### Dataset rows
--- BEGIN ---
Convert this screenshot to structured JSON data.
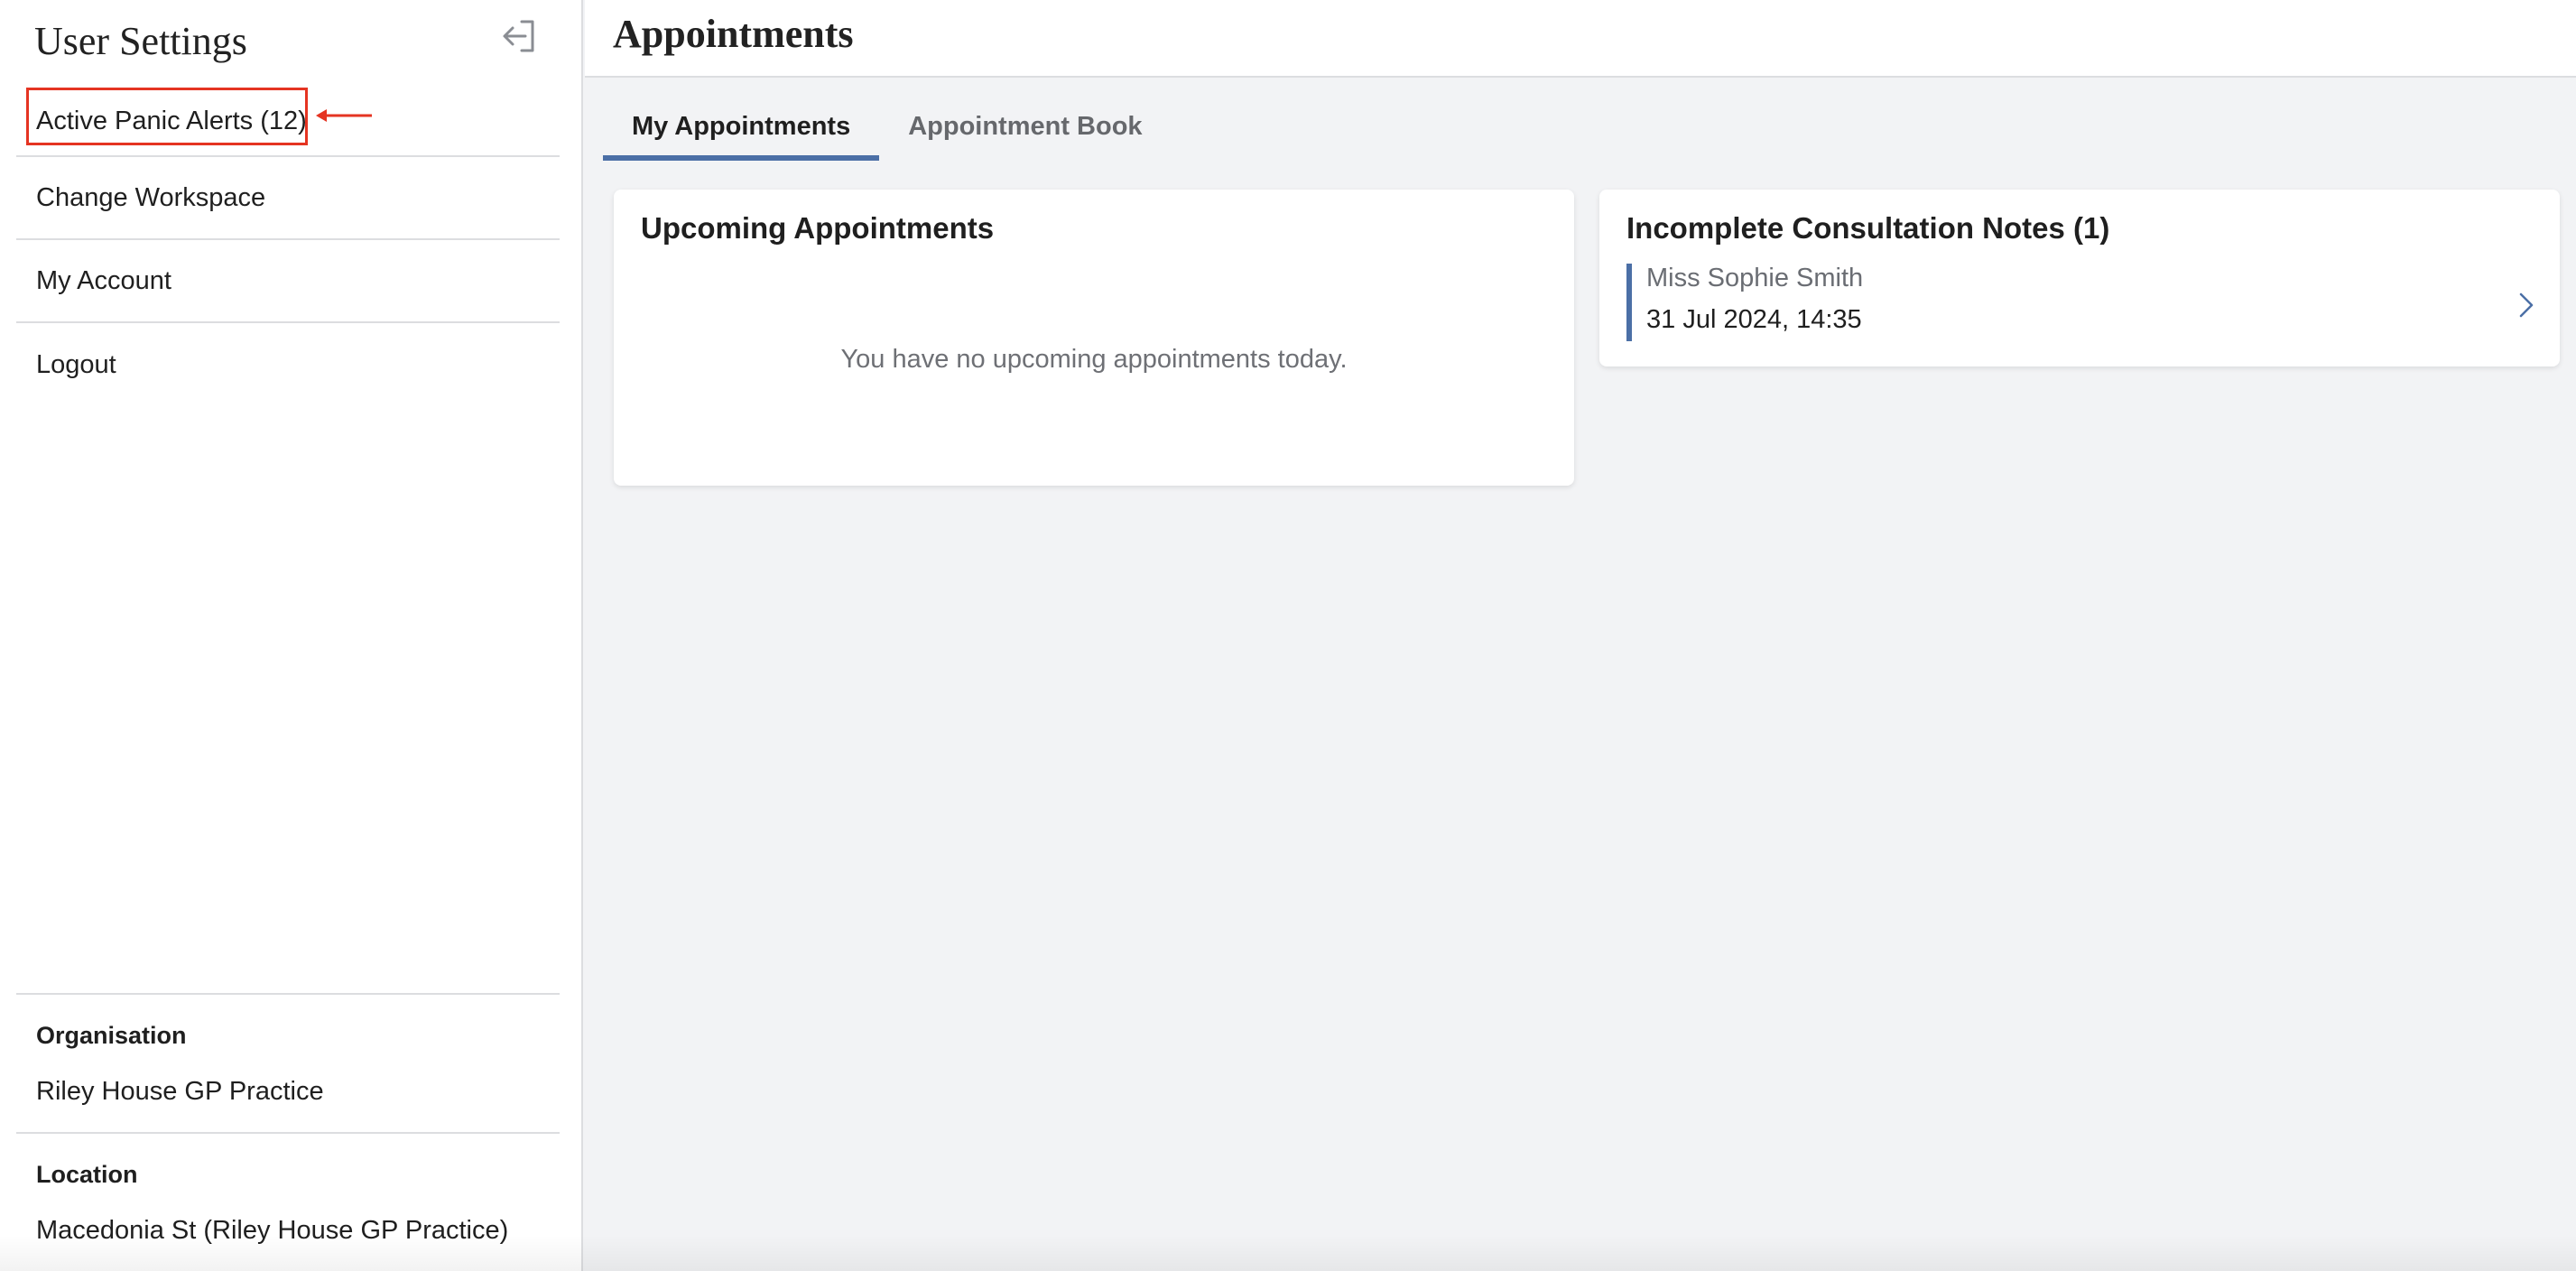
{
  "sidebar": {
    "title": "User Settings",
    "collapse_icon": "sidebar-collapse-icon",
    "items": [
      {
        "label": "Active Panic Alerts (12)"
      },
      {
        "label": "Change Workspace"
      },
      {
        "label": "My Account"
      },
      {
        "label": "Logout"
      }
    ],
    "annotation_color": "#e53422",
    "organisation": {
      "heading": "Organisation",
      "value": "Riley House GP Practice"
    },
    "location": {
      "heading": "Location",
      "value": "Macedonia St (Riley House GP Practice)"
    }
  },
  "main": {
    "page_title": "Appointments",
    "tabs": [
      {
        "label": "My Appointments",
        "active": true
      },
      {
        "label": "Appointment Book",
        "active": false
      }
    ],
    "upcoming": {
      "title": "Upcoming Appointments",
      "empty_message": "You have no upcoming appointments today."
    },
    "incomplete_notes": {
      "title": "Incomplete Consultation Notes (1)",
      "items": [
        {
          "patient": "Miss Sophie Smith",
          "datetime": "31 Jul 2024, 14:35"
        }
      ]
    }
  },
  "colors": {
    "accent": "#4b6fa6",
    "background": "#f2f3f5"
  }
}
--- END ---
### DO THIS
Reproduce every line precisely as given, omitting all pictures.

### THE REPLY
Convert this screenshot to structured JSON data.
{
  "sidebar": {
    "title": "User Settings",
    "collapse_icon": "sidebar-collapse-icon",
    "items": [
      {
        "label": "Active Panic Alerts (12)"
      },
      {
        "label": "Change Workspace"
      },
      {
        "label": "My Account"
      },
      {
        "label": "Logout"
      }
    ],
    "annotation_color": "#e53422",
    "organisation": {
      "heading": "Organisation",
      "value": "Riley House GP Practice"
    },
    "location": {
      "heading": "Location",
      "value": "Macedonia St (Riley House GP Practice)"
    }
  },
  "main": {
    "page_title": "Appointments",
    "tabs": [
      {
        "label": "My Appointments",
        "active": true
      },
      {
        "label": "Appointment Book",
        "active": false
      }
    ],
    "upcoming": {
      "title": "Upcoming Appointments",
      "empty_message": "You have no upcoming appointments today."
    },
    "incomplete_notes": {
      "title": "Incomplete Consultation Notes (1)",
      "items": [
        {
          "patient": "Miss Sophie Smith",
          "datetime": "31 Jul 2024, 14:35"
        }
      ]
    }
  },
  "colors": {
    "accent": "#4b6fa6",
    "background": "#f2f3f5"
  }
}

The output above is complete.